**What you have to do**
Reproduce the records below exactly as they appear.

**Dataset records**
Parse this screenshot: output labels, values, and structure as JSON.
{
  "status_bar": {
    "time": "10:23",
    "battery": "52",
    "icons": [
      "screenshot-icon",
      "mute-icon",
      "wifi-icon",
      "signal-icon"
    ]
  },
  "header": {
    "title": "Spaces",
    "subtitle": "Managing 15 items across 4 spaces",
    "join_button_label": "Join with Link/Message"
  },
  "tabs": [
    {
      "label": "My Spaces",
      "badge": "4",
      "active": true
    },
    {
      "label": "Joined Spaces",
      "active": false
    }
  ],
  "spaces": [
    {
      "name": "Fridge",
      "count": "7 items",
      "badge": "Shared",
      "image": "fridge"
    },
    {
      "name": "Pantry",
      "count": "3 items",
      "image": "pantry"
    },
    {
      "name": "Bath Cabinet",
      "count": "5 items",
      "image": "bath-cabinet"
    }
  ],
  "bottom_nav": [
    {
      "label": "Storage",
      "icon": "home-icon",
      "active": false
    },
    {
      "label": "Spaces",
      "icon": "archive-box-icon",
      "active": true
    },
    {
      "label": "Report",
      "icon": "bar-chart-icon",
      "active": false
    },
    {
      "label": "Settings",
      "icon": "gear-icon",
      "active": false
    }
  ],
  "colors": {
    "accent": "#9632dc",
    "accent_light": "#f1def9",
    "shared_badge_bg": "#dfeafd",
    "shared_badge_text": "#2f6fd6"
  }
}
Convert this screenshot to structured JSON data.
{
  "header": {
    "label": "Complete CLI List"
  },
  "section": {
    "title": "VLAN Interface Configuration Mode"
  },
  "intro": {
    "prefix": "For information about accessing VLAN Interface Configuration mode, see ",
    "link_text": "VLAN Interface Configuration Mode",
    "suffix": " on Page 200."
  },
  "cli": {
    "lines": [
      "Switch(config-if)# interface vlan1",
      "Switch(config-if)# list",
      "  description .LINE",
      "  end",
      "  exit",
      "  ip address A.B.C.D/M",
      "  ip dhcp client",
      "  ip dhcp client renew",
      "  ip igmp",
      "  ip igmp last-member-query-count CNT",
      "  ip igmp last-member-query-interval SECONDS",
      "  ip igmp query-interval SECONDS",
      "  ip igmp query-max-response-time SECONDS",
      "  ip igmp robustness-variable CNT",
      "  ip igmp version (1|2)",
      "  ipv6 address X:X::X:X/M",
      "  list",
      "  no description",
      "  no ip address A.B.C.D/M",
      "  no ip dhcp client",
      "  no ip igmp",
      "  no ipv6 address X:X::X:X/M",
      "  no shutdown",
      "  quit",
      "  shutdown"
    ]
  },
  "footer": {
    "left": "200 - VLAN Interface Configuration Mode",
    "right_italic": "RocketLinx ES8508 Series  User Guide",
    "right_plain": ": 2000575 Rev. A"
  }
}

**Written response**
Parse this screenshot: output labels, values, and structure as JSON.
{
  "status_bar": {
    "time": "10:23",
    "battery": "52",
    "icons": [
      "screenshot-icon",
      "mute-icon",
      "wifi-icon",
      "signal-icon"
    ]
  },
  "header": {
    "title": "Spaces",
    "subtitle": "Managing 15 items across 4 spaces",
    "join_button_label": "Join with Link/Message"
  },
  "tabs": [
    {
      "label": "My Spaces",
      "badge": "4",
      "active": true
    },
    {
      "label": "Joined Spaces",
      "active": false
    }
  ],
  "spaces": [
    {
      "name": "Fridge",
      "count": "7 items",
      "badge": "Shared",
      "image": "fridge"
    },
    {
      "name": "Pantry",
      "count": "3 items",
      "image": "pantry"
    },
    {
      "name": "Bath Cabinet",
      "count": "5 items",
      "image": "bath-cabinet"
    }
  ],
  "bottom_nav": [
    {
      "label": "Storage",
      "icon": "home-icon",
      "active": false
    },
    {
      "label": "Spaces",
      "icon": "archive-box-icon",
      "active": true
    },
    {
      "label": "Report",
      "icon": "bar-chart-icon",
      "active": false
    },
    {
      "label": "Settings",
      "icon": "gear-icon",
      "active": false
    }
  ],
  "colors": {
    "accent": "#9632dc",
    "accent_light": "#f1def9",
    "shared_badge_bg": "#dfeafd",
    "shared_badge_text": "#2f6fd6"
  }
}
Convert this screenshot to structured JSON data.
{
  "header": {
    "label": "Complete CLI List"
  },
  "section": {
    "title": "VLAN Interface Configuration Mode"
  },
  "intro": {
    "prefix": "For information about accessing VLAN Interface Configuration mode, see ",
    "link_text": "VLAN Interface Configuration Mode",
    "suffix": " on Page 200."
  },
  "cli": {
    "lines": [
      "Switch(config-if)# interface vlan1",
      "Switch(config-if)# list",
      "  description .LINE",
      "  end",
      "  exit",
      "  ip address A.B.C.D/M",
      "  ip dhcp client",
      "  ip dhcp client renew",
      "  ip igmp",
      "  ip igmp last-member-query-count CNT",
      "  ip igmp last-member-query-interval SECONDS",
      "  ip igmp query-interval SECONDS",
      "  ip igmp query-max-response-time SECONDS",
      "  ip igmp robustness-variable CNT",
      "  ip igmp version (1|2)",
      "  ipv6 address X:X::X:X/M",
      "  list",
      "  no description",
      "  no ip address A.B.C.D/M",
      "  no ip dhcp client",
      "  no ip igmp",
      "  no ipv6 address X:X::X:X/M",
      "  no shutdown",
      "  quit",
      "  shutdown"
    ]
  },
  "footer": {
    "left": "200 - VLAN Interface Configuration Mode",
    "right_italic": "RocketLinx ES8508 Series  User Guide",
    "right_plain": ": 2000575 Rev. A"
  }
}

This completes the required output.